[start INPUT MATERIAL]

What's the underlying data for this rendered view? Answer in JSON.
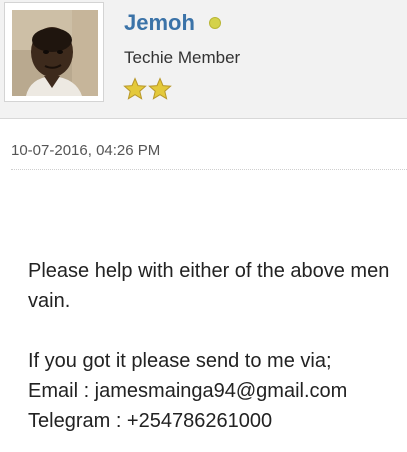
{
  "author": {
    "name": "Jemoh",
    "status_icon": "online-status-dot",
    "title": "Techie Member",
    "rank_stars": 2,
    "colors": {
      "name": "#3b73a8",
      "status_dot": "#d4d24a",
      "star": "#e4c93b"
    }
  },
  "post": {
    "date": "10-07-2016, 04:26 PM",
    "body_lines": [
      "Please help with either of the above men",
      "vain.",
      "If you got it please send to me via;",
      "Email : jamesmainga94@gmail.com",
      "Telegram : +254786261000"
    ]
  }
}
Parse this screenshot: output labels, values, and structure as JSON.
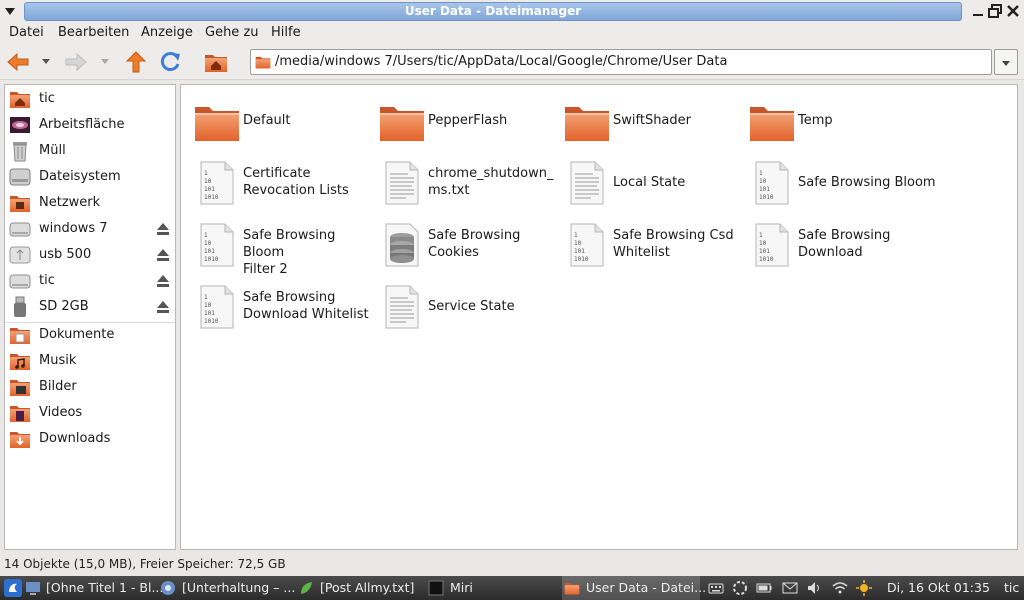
{
  "window": {
    "title": "User Data - Dateimanager"
  },
  "menu": [
    "Datei",
    "Bearbeiten",
    "Anzeige",
    "Gehe zu",
    "Hilfe"
  ],
  "address": {
    "path": "/media/windows 7/Users/tic/AppData/Local/Google/Chrome/User Data"
  },
  "sidebar": {
    "places": [
      {
        "label": "tic",
        "icon": "home-icon"
      },
      {
        "label": "Arbeitsfläche",
        "icon": "desktop-icon"
      },
      {
        "label": "Müll",
        "icon": "trash-icon"
      },
      {
        "label": "Dateisystem",
        "icon": "harddisk-icon"
      },
      {
        "label": "Netzwerk",
        "icon": "network-icon"
      }
    ],
    "devices": [
      {
        "label": "windows 7",
        "icon": "drive-icon"
      },
      {
        "label": "usb 500",
        "icon": "usb-drive-icon"
      },
      {
        "label": "tic",
        "icon": "drive-icon"
      },
      {
        "label": "SD 2GB",
        "icon": "usb-stick-icon"
      }
    ],
    "bookmarks": [
      {
        "label": "Dokumente",
        "icon": "documents-folder-icon"
      },
      {
        "label": "Musik",
        "icon": "music-folder-icon"
      },
      {
        "label": "Bilder",
        "icon": "pictures-folder-icon"
      },
      {
        "label": "Videos",
        "icon": "videos-folder-icon"
      },
      {
        "label": "Downloads",
        "icon": "downloads-folder-icon"
      }
    ]
  },
  "files": [
    {
      "line1": "Default",
      "line2": "",
      "type": "folder"
    },
    {
      "line1": "PepperFlash",
      "line2": "",
      "type": "folder"
    },
    {
      "line1": "SwiftShader",
      "line2": "",
      "type": "folder"
    },
    {
      "line1": "Temp",
      "line2": "",
      "type": "folder"
    },
    {
      "line1": "Certificate",
      "line2": "Revocation Lists",
      "type": "binary"
    },
    {
      "line1": "chrome_shutdown_",
      "line2": "ms.txt",
      "type": "text"
    },
    {
      "line1": "Local State",
      "line2": "",
      "type": "text"
    },
    {
      "line1": "Safe Browsing Bloom",
      "line2": "",
      "type": "binary"
    },
    {
      "line1": "Safe Browsing Bloom",
      "line2": "Filter 2",
      "type": "binary"
    },
    {
      "line1": "Safe Browsing",
      "line2": "Cookies",
      "type": "database"
    },
    {
      "line1": "Safe Browsing Csd",
      "line2": "Whitelist",
      "type": "binary"
    },
    {
      "line1": "Safe Browsing",
      "line2": "Download",
      "type": "binary"
    },
    {
      "line1": "Safe Browsing",
      "line2": "Download Whitelist",
      "type": "binary"
    },
    {
      "line1": "Service State",
      "line2": "",
      "type": "text"
    }
  ],
  "status": "14 Objekte (15,0 MB), Freier Speicher: 72,5 GB",
  "taskbar": {
    "tasks": [
      {
        "label": "[Ohne Titel 1 - Bl..."
      },
      {
        "label": "[Unterhaltung – ..."
      },
      {
        "label": "[Post Allmy.txt]"
      },
      {
        "label": "Miri"
      },
      {
        "label": "User Data - Datei..."
      }
    ],
    "clock": "Di, 16 Okt  01:35",
    "user": "tic"
  },
  "colors": {
    "folder": "#e9753a",
    "titlebar": "#8fb1de",
    "accent_orange": "#ee7d2b",
    "accent_blue": "#3d7fd6"
  }
}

[end INPUT MATERIAL]

## REQUIRED WORK
Locate the word "this" in the records above, and return each line that has it.

## EXPECTED OUTPUT
What's the underlying data for this rendered view? Answer in JSON.
Parse this screenshot: output labels, values, and structure as JSON.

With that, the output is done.